THE TASK: How many lines of these records hold the string "name"? Reply with the number alone.

DATA TO PROCESS:

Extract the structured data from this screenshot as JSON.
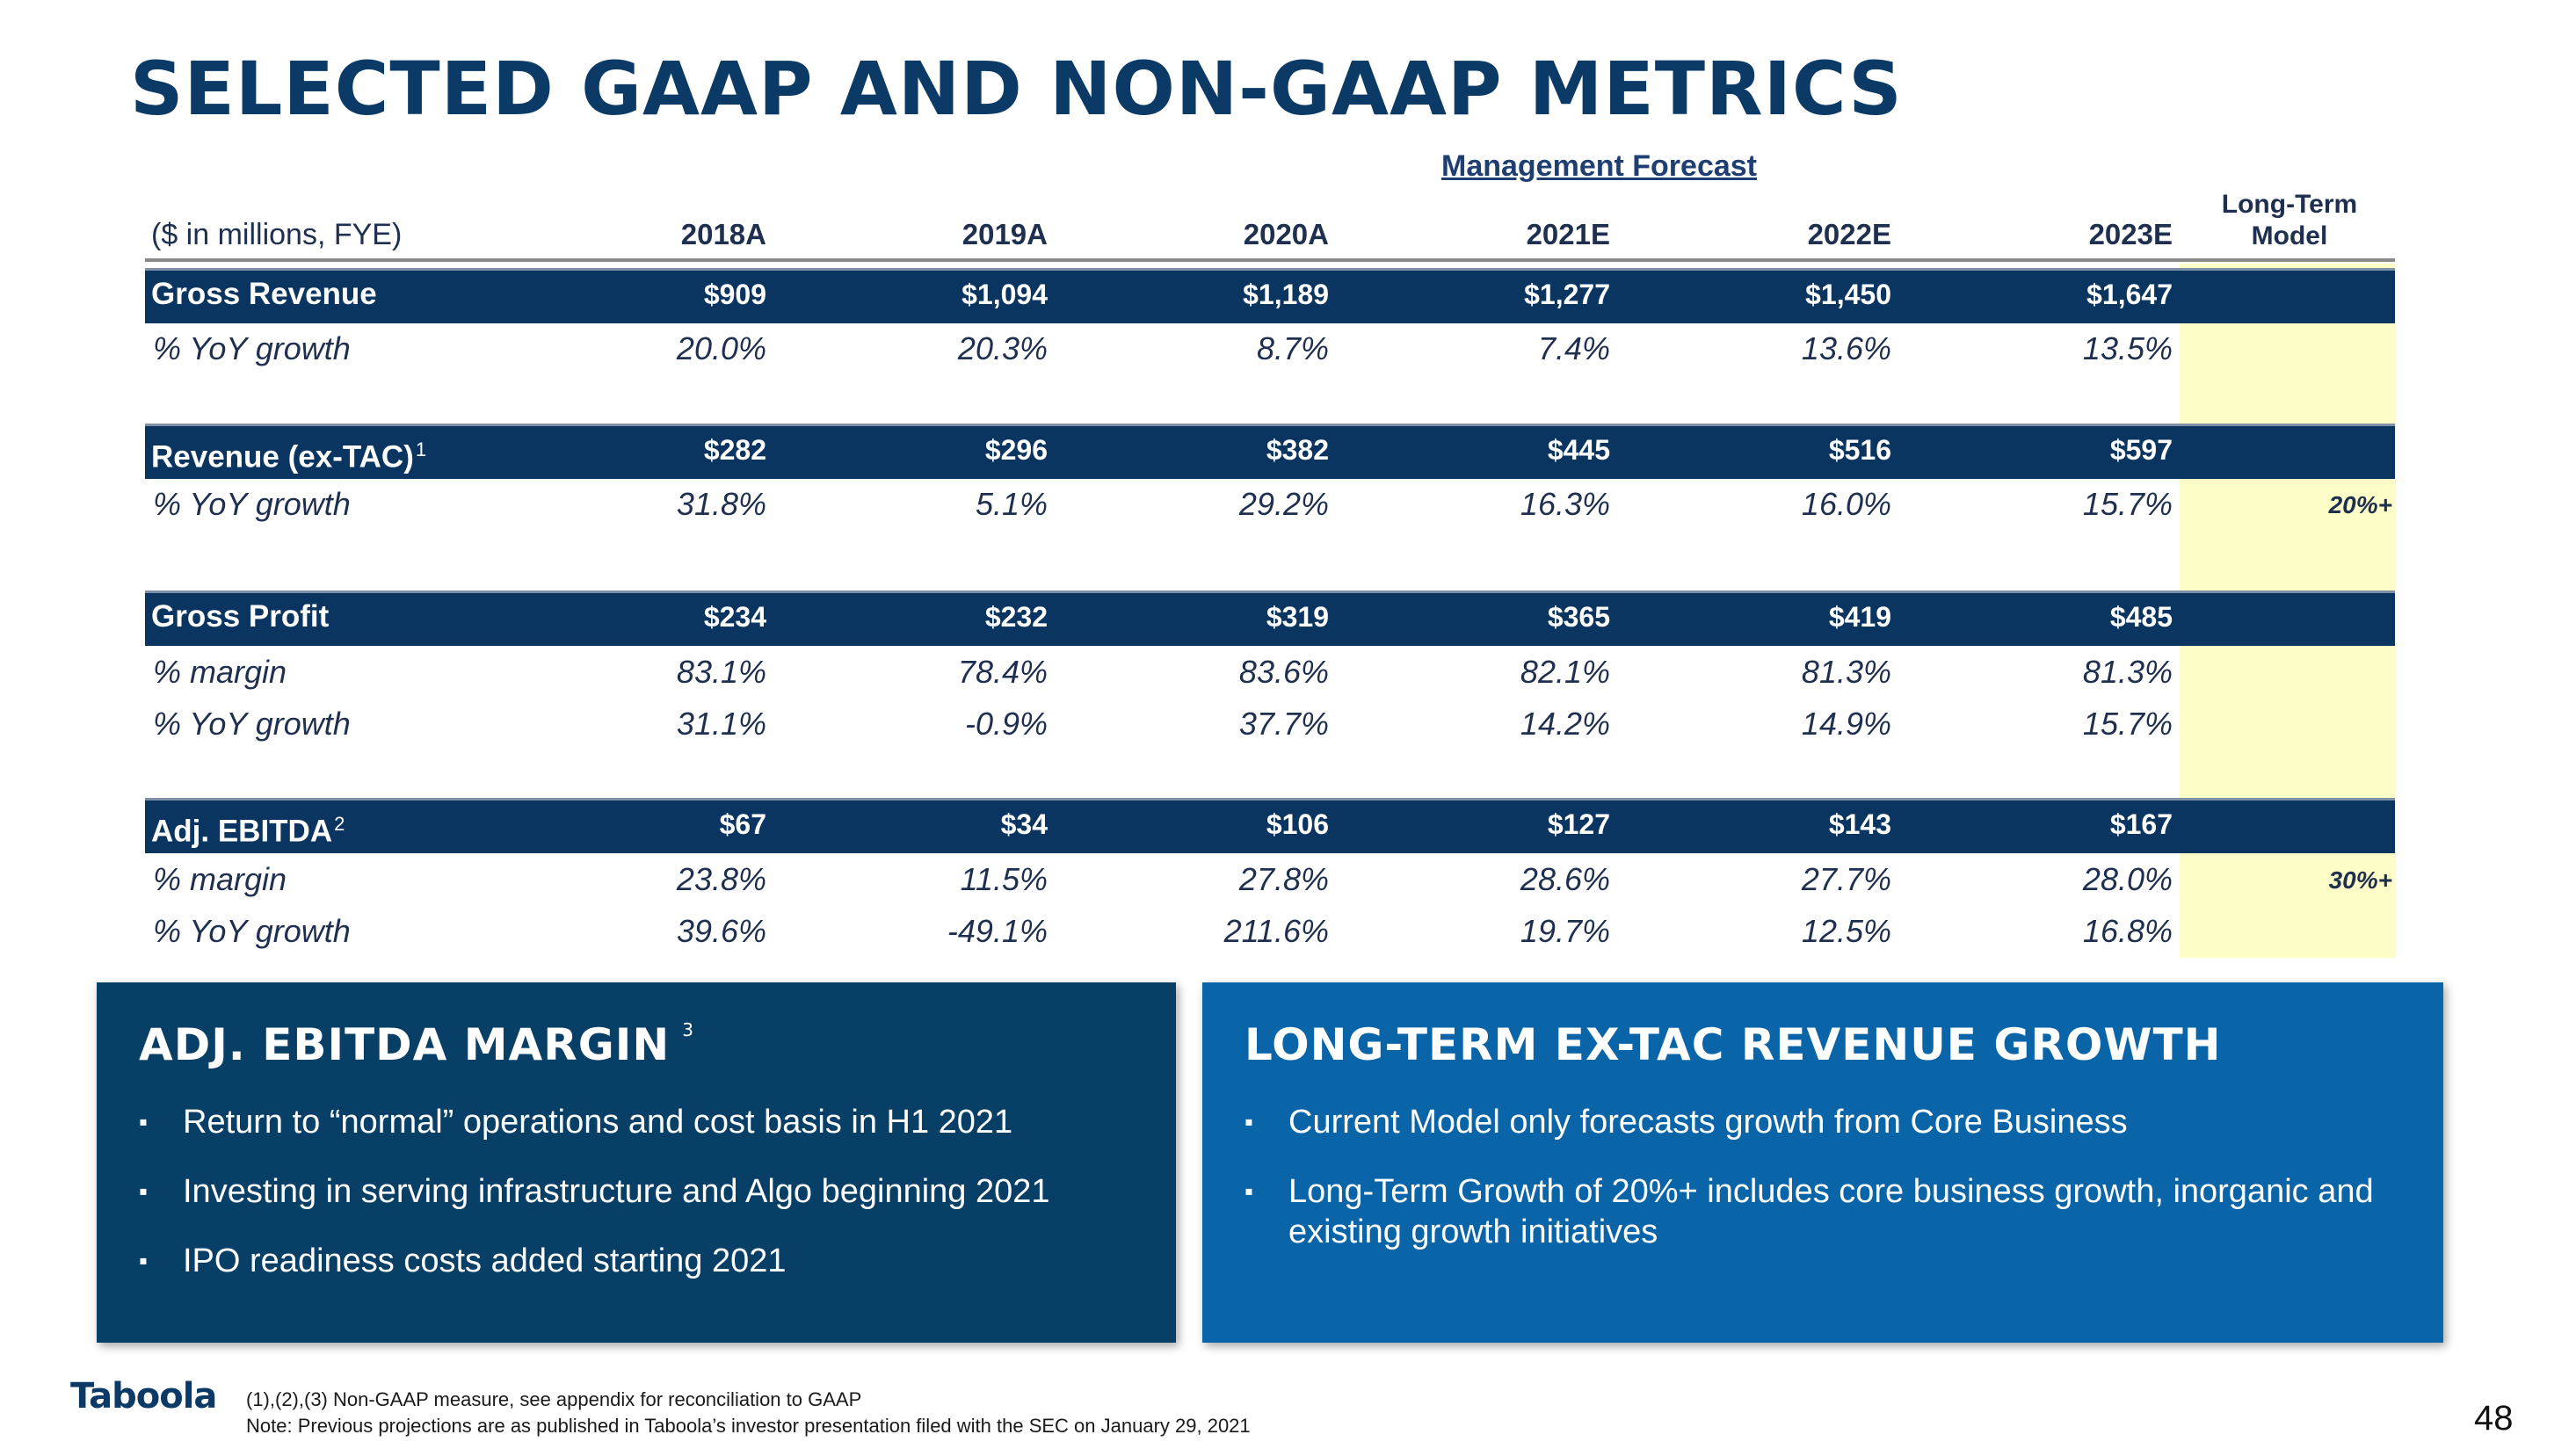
{
  "title": "SELECTED GAAP AND NON-GAAP METRICS",
  "forecast_label": "Management Forecast",
  "units_label": "($ in millions, FYE)",
  "years": [
    "2018A",
    "2019A",
    "2020A",
    "2021E",
    "2022E",
    "2023E"
  ],
  "long_term_header": [
    "Long-Term",
    "Model"
  ],
  "sections": [
    {
      "label": "Gross Revenue",
      "footnote": "",
      "values": [
        "$909",
        "$1,094",
        "$1,189",
        "$1,277",
        "$1,450",
        "$1,647"
      ],
      "rows": [
        {
          "label": "% YoY growth",
          "values": [
            "20.0%",
            "20.3%",
            "8.7%",
            "7.4%",
            "13.6%",
            "13.5%"
          ],
          "long_term": ""
        }
      ]
    },
    {
      "label": "Revenue (ex-TAC)",
      "footnote": "1",
      "values": [
        "$282",
        "$296",
        "$382",
        "$445",
        "$516",
        "$597"
      ],
      "rows": [
        {
          "label": "% YoY growth",
          "values": [
            "31.8%",
            "5.1%",
            "29.2%",
            "16.3%",
            "16.0%",
            "15.7%"
          ],
          "long_term": "20%+"
        }
      ]
    },
    {
      "label": "Gross Profit",
      "footnote": "",
      "values": [
        "$234",
        "$232",
        "$319",
        "$365",
        "$419",
        "$485"
      ],
      "rows": [
        {
          "label": "% margin",
          "values": [
            "83.1%",
            "78.4%",
            "83.6%",
            "82.1%",
            "81.3%",
            "81.3%"
          ],
          "long_term": ""
        },
        {
          "label": "% YoY growth",
          "values": [
            "31.1%",
            "-0.9%",
            "37.7%",
            "14.2%",
            "14.9%",
            "15.7%"
          ],
          "long_term": ""
        }
      ]
    },
    {
      "label": "Adj. EBITDA",
      "footnote": "2",
      "values": [
        "$67",
        "$34",
        "$106",
        "$127",
        "$143",
        "$167"
      ],
      "rows": [
        {
          "label": "% margin",
          "values": [
            "23.8%",
            "11.5%",
            "27.8%",
            "28.6%",
            "27.7%",
            "28.0%"
          ],
          "long_term": "30%+"
        },
        {
          "label": "% YoY growth",
          "values": [
            "39.6%",
            "-49.1%",
            "211.6%",
            "19.7%",
            "12.5%",
            "16.8%"
          ],
          "long_term": ""
        }
      ]
    }
  ],
  "panels": {
    "left": {
      "heading": "ADJ. EBITDA MARGIN",
      "footnote": "3",
      "bullets": [
        "Return to “normal” operations and cost basis in H1 2021",
        "Investing in serving infrastructure and Algo beginning 2021",
        "IPO readiness costs added starting 2021"
      ]
    },
    "right": {
      "heading": "LONG-TERM EX-TAC REVENUE GROWTH",
      "bullets": [
        "Current Model only forecasts growth from Core Business",
        "Long-Term Growth of 20%+ includes core business growth, inorganic and existing growth initiatives"
      ]
    }
  },
  "bullet_mark": "▪",
  "logo_text": "Taboola",
  "footnotes": [
    "(1),(2),(3) Non-GAAP measure, see appendix for reconciliation to GAAP",
    "Note: Previous projections are as published in Taboola’s investor presentation filed with the SEC on January 29, 2021"
  ],
  "page_number": "48",
  "colors": {
    "navy": "#0a3561",
    "title": "#0b3a66",
    "blue_panel": "#0a64a8",
    "dark_panel": "#083f66",
    "highlight": "#fdfdc8"
  }
}
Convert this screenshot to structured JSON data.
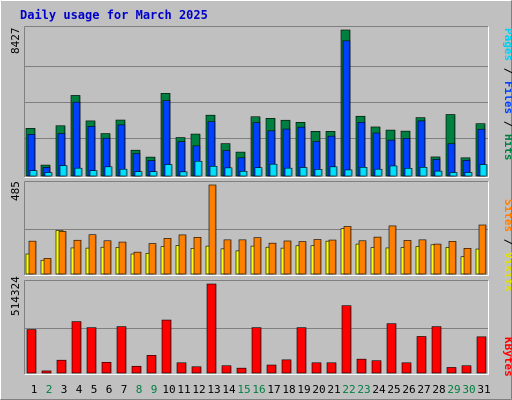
{
  "title": "Daily usage for March 2025",
  "colors": {
    "background": "#c0c0c0",
    "frame_light": "#ffffff",
    "frame_dark": "#808080",
    "grid": "#808080",
    "title": "#0000cc",
    "hits": "#008040",
    "files": "#0040ff",
    "pages": "#00e0ff",
    "visits": "#ffff00",
    "sites": "#ff8000",
    "kbytes": "#ff0000",
    "weekday_label": "#000000",
    "weekend_label": "#008040"
  },
  "chart_data": [
    {
      "type": "bar",
      "panel": "hits-files-pages",
      "categories": [
        "1",
        "2",
        "3",
        "4",
        "5",
        "6",
        "7",
        "8",
        "9",
        "10",
        "11",
        "12",
        "13",
        "14",
        "15",
        "16",
        "17",
        "18",
        "19",
        "20",
        "21",
        "22",
        "23",
        "24",
        "25",
        "26",
        "27",
        "28",
        "29",
        "30",
        "31"
      ],
      "weekend": [
        false,
        true,
        false,
        false,
        false,
        false,
        false,
        true,
        true,
        false,
        false,
        false,
        false,
        false,
        true,
        true,
        false,
        false,
        false,
        false,
        false,
        true,
        true,
        false,
        false,
        false,
        false,
        false,
        true,
        true,
        false
      ],
      "ylabel_max": "8427",
      "ymax": 8427,
      "series": [
        {
          "name": "Hits",
          "values": [
            2750,
            630,
            2900,
            4650,
            3180,
            2450,
            3230,
            1490,
            1090,
            4770,
            2220,
            2420,
            3510,
            1870,
            1380,
            3420,
            3330,
            3220,
            3100,
            2580,
            2580,
            8427,
            3450,
            2830,
            2650,
            2590,
            3370,
            1100,
            3550,
            1050,
            3020
          ]
        },
        {
          "name": "Files",
          "values": [
            2400,
            500,
            2450,
            4260,
            2860,
            2180,
            2950,
            1300,
            890,
            4350,
            1980,
            1740,
            3140,
            1470,
            1050,
            3080,
            2610,
            2710,
            2820,
            1990,
            2300,
            7800,
            3100,
            2480,
            2070,
            2170,
            3180,
            960,
            1860,
            900,
            2700
          ]
        },
        {
          "name": "Pages",
          "values": [
            310,
            200,
            600,
            450,
            310,
            530,
            390,
            250,
            250,
            660,
            240,
            850,
            560,
            470,
            270,
            480,
            680,
            450,
            490,
            380,
            530,
            350,
            500,
            390,
            580,
            440,
            500,
            280,
            200,
            200,
            660
          ]
        }
      ]
    },
    {
      "type": "bar",
      "panel": "visits-sites",
      "categories": [
        "1",
        "2",
        "3",
        "4",
        "5",
        "6",
        "7",
        "8",
        "9",
        "10",
        "11",
        "12",
        "13",
        "14",
        "15",
        "16",
        "17",
        "18",
        "19",
        "20",
        "21",
        "22",
        "23",
        "24",
        "25",
        "26",
        "27",
        "28",
        "29",
        "30",
        "31"
      ],
      "ylabel_max": "485",
      "ymax": 485,
      "series": [
        {
          "name": "Visits",
          "values": [
            109,
            75,
            237,
            142,
            141,
            146,
            145,
            109,
            113,
            149,
            155,
            140,
            152,
            137,
            126,
            152,
            146,
            141,
            154,
            154,
            179,
            247,
            163,
            144,
            142,
            144,
            150,
            159,
            145,
            94,
            136
          ]
        },
        {
          "name": "Sites",
          "values": [
            179,
            85,
            232,
            184,
            214,
            181,
            174,
            119,
            166,
            194,
            213,
            200,
            485,
            186,
            186,
            198,
            168,
            180,
            177,
            188,
            185,
            259,
            181,
            201,
            262,
            183,
            186,
            163,
            178,
            140,
            267
          ]
        }
      ]
    },
    {
      "type": "bar",
      "panel": "kbytes",
      "categories": [
        "1",
        "2",
        "3",
        "4",
        "5",
        "6",
        "7",
        "8",
        "9",
        "10",
        "11",
        "12",
        "13",
        "14",
        "15",
        "16",
        "17",
        "18",
        "19",
        "20",
        "21",
        "22",
        "23",
        "24",
        "25",
        "26",
        "27",
        "28",
        "29",
        "30",
        "31"
      ],
      "ylabel_max": "514324",
      "ymax": 514324,
      "series": [
        {
          "name": "KBytes",
          "values": [
            251000,
            12000,
            74000,
            297000,
            262000,
            62000,
            268000,
            39000,
            102000,
            306000,
            59000,
            36000,
            514324,
            42000,
            28000,
            262000,
            46000,
            76000,
            262000,
            59000,
            59000,
            389000,
            80000,
            71000,
            285000,
            59000,
            211000,
            268000,
            32000,
            42000,
            209000
          ]
        }
      ]
    }
  ]
}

TASK ANSWER: 6